▶ Task objective
Tally the lines in the following entries that include the word "days"; state only the total.
┌────────
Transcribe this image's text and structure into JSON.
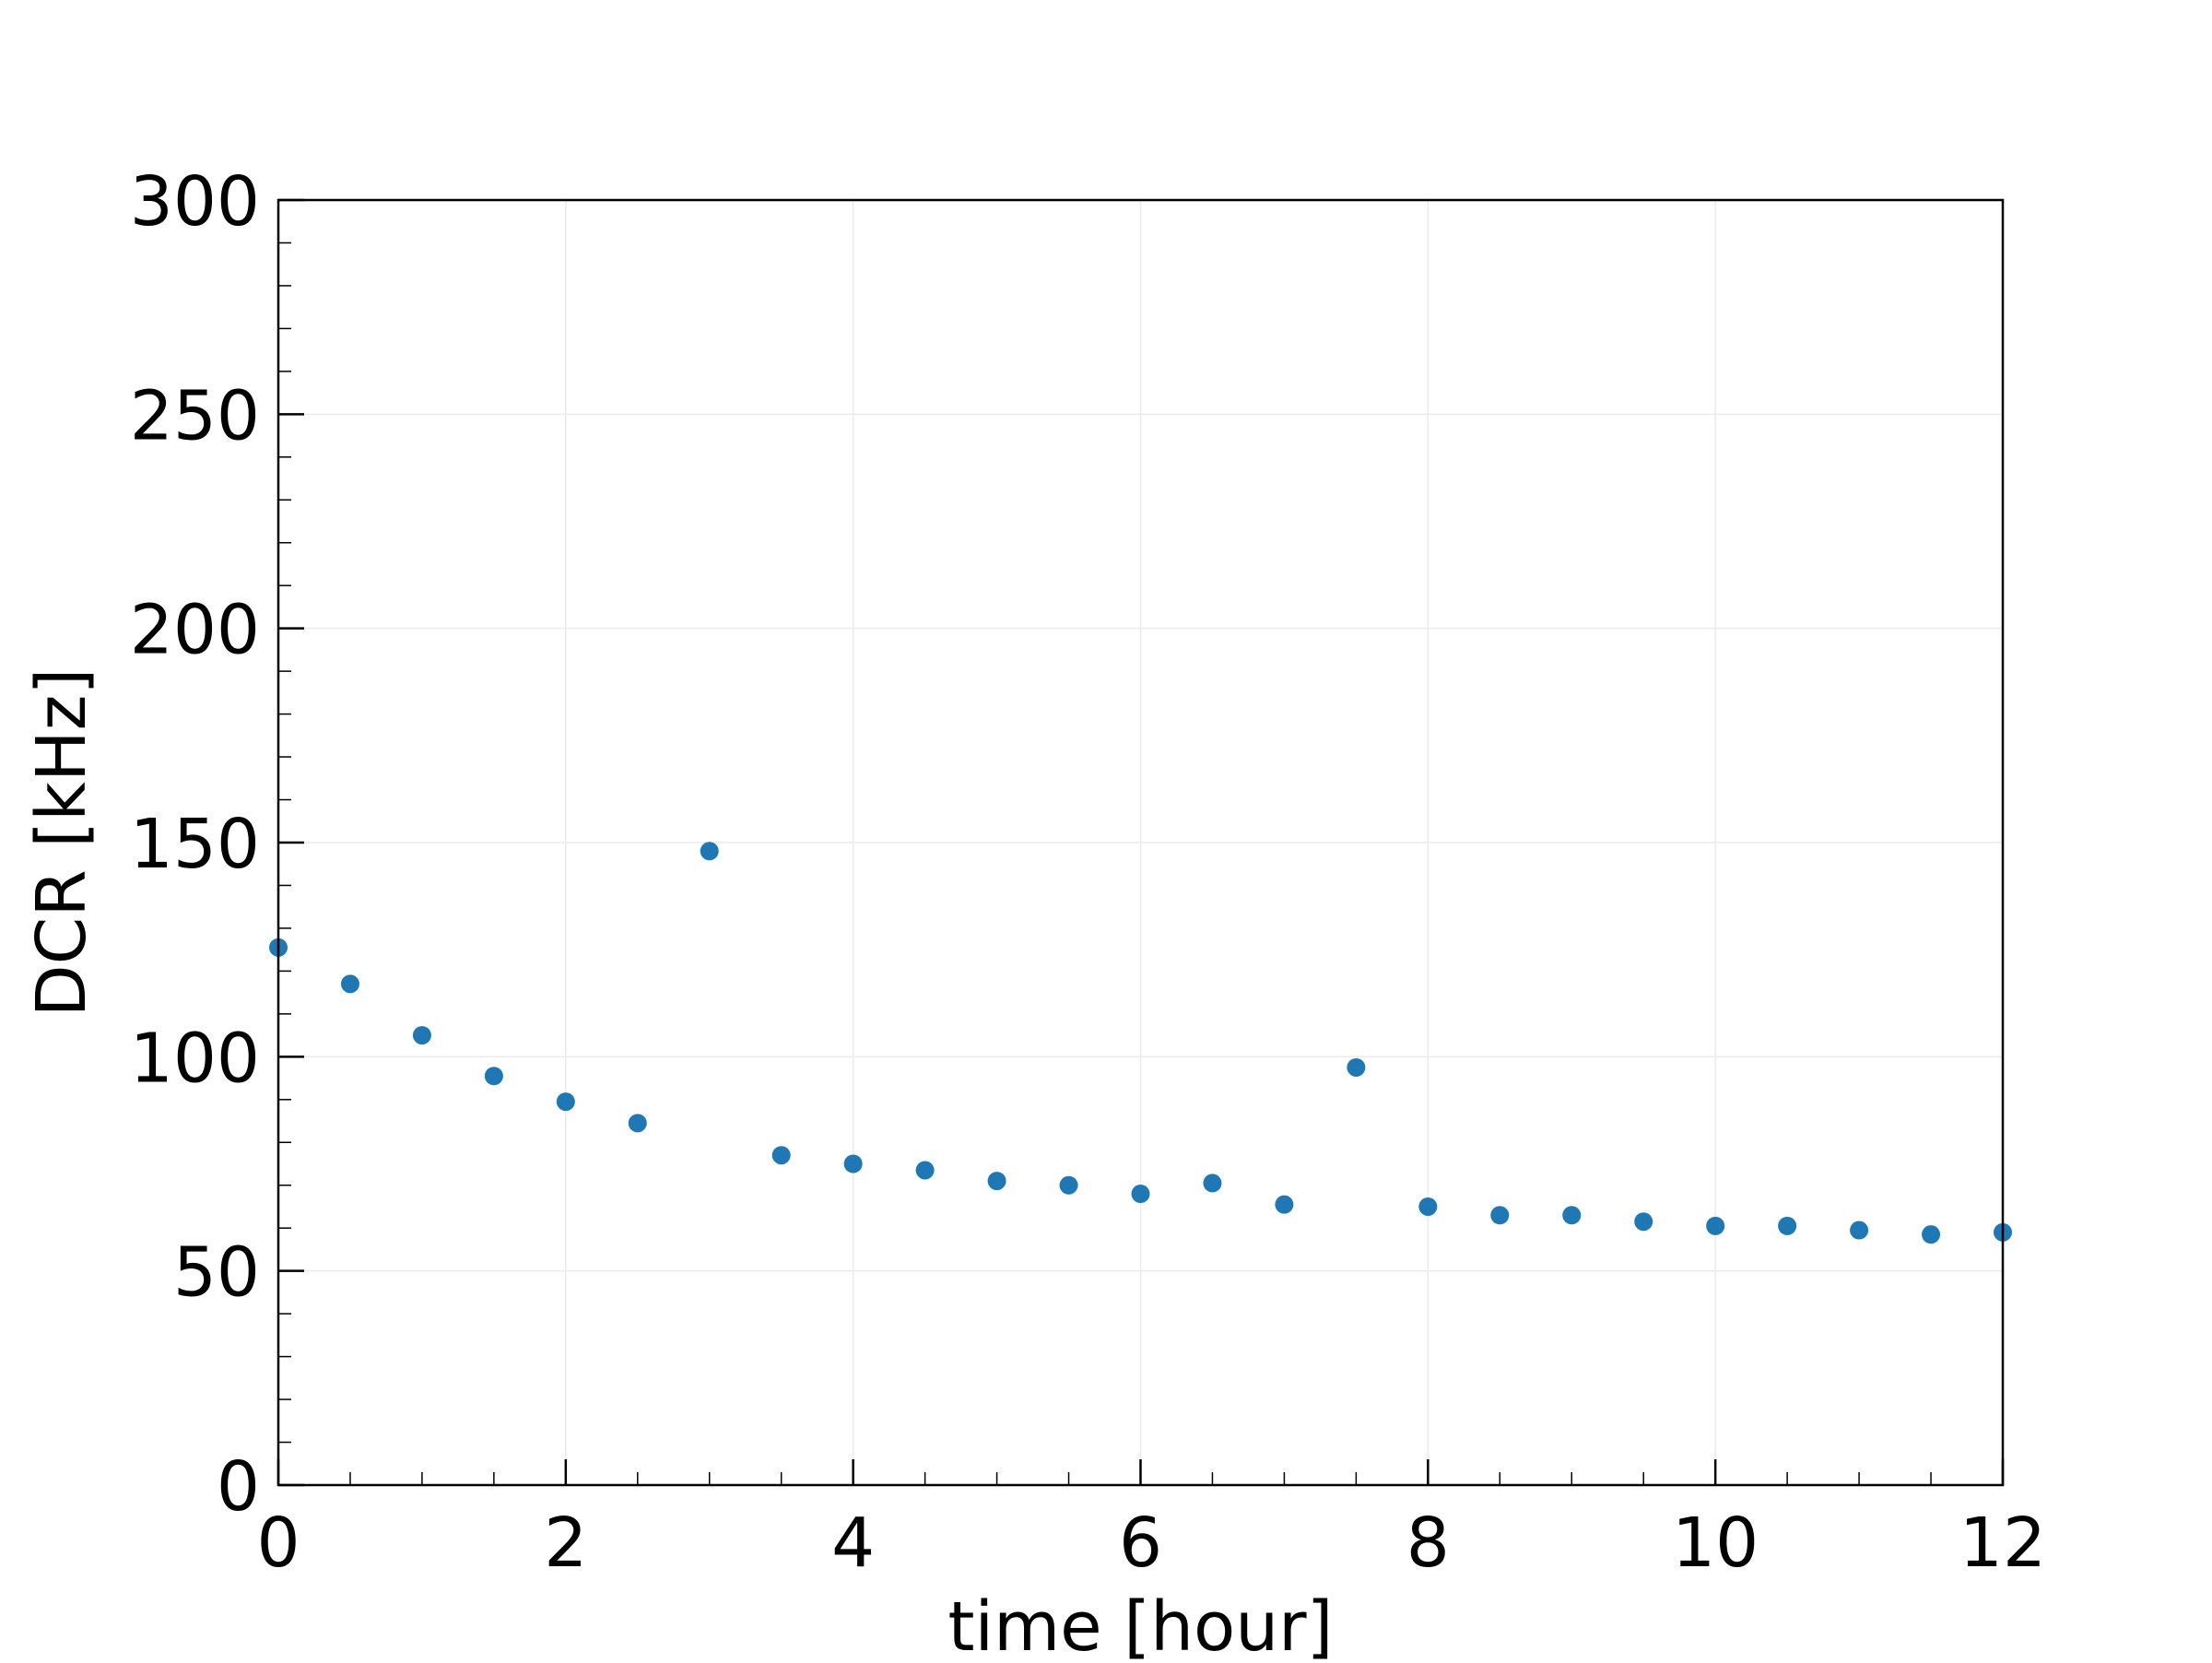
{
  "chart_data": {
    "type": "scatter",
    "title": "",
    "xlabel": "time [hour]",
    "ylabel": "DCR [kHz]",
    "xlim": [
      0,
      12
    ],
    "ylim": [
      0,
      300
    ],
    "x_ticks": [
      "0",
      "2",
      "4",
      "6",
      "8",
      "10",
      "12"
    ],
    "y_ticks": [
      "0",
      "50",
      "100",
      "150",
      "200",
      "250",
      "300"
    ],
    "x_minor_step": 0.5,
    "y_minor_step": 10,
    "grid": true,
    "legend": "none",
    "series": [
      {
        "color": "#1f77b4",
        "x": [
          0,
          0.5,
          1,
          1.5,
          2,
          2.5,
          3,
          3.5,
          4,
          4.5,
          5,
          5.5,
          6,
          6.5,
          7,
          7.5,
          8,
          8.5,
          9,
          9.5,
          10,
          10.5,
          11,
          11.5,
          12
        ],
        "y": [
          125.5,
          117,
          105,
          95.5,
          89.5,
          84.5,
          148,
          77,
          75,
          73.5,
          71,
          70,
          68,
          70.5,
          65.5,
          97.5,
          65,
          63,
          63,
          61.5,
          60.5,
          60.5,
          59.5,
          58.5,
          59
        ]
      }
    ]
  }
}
└────────
┌────────
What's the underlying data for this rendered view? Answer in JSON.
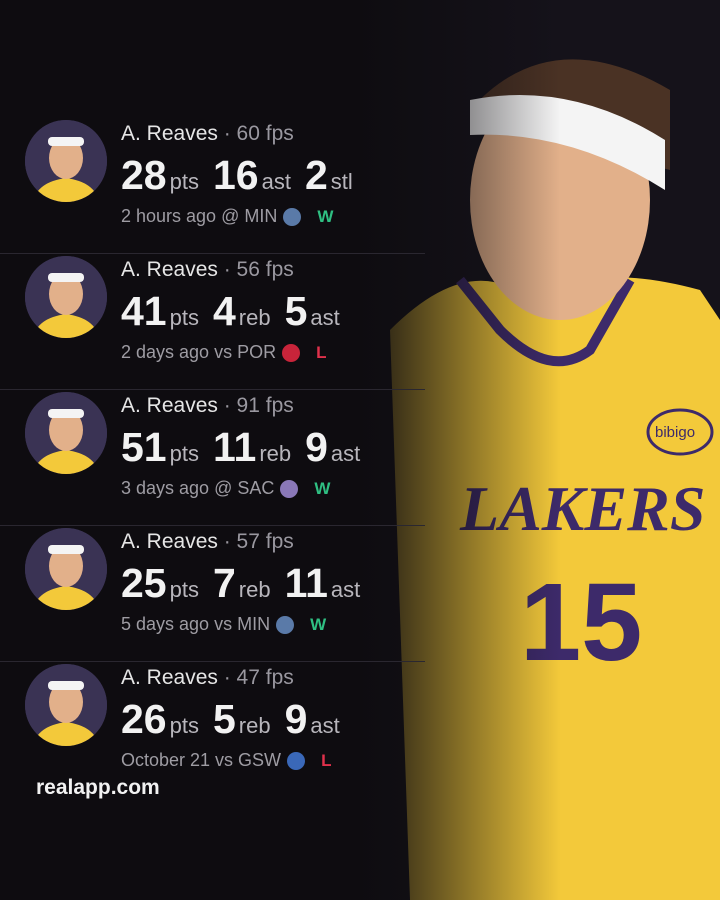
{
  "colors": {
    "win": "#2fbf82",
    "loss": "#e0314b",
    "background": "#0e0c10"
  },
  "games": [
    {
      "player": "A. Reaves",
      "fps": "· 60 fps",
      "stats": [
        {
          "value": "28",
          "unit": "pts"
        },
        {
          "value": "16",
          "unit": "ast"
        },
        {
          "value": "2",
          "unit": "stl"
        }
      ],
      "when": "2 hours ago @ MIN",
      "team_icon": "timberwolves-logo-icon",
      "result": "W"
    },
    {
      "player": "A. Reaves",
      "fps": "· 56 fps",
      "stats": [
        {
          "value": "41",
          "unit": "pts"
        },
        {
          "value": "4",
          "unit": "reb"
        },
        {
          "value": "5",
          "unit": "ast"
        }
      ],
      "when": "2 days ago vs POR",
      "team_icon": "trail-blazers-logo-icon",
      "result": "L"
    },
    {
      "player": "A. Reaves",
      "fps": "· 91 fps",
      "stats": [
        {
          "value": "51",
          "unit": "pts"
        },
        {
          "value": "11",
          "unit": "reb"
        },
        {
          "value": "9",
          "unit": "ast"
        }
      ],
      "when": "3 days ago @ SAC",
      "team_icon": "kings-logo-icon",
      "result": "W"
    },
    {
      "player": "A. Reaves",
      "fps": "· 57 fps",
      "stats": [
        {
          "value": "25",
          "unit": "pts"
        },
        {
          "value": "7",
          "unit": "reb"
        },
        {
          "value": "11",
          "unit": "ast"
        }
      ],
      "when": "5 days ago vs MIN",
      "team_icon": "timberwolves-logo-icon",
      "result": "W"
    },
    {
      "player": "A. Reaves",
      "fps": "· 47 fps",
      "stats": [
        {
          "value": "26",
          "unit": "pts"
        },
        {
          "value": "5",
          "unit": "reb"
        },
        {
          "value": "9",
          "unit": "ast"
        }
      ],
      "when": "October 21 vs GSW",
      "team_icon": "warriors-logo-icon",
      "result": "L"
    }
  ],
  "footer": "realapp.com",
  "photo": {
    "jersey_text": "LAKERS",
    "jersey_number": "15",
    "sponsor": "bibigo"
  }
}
└────────
▶ In response
3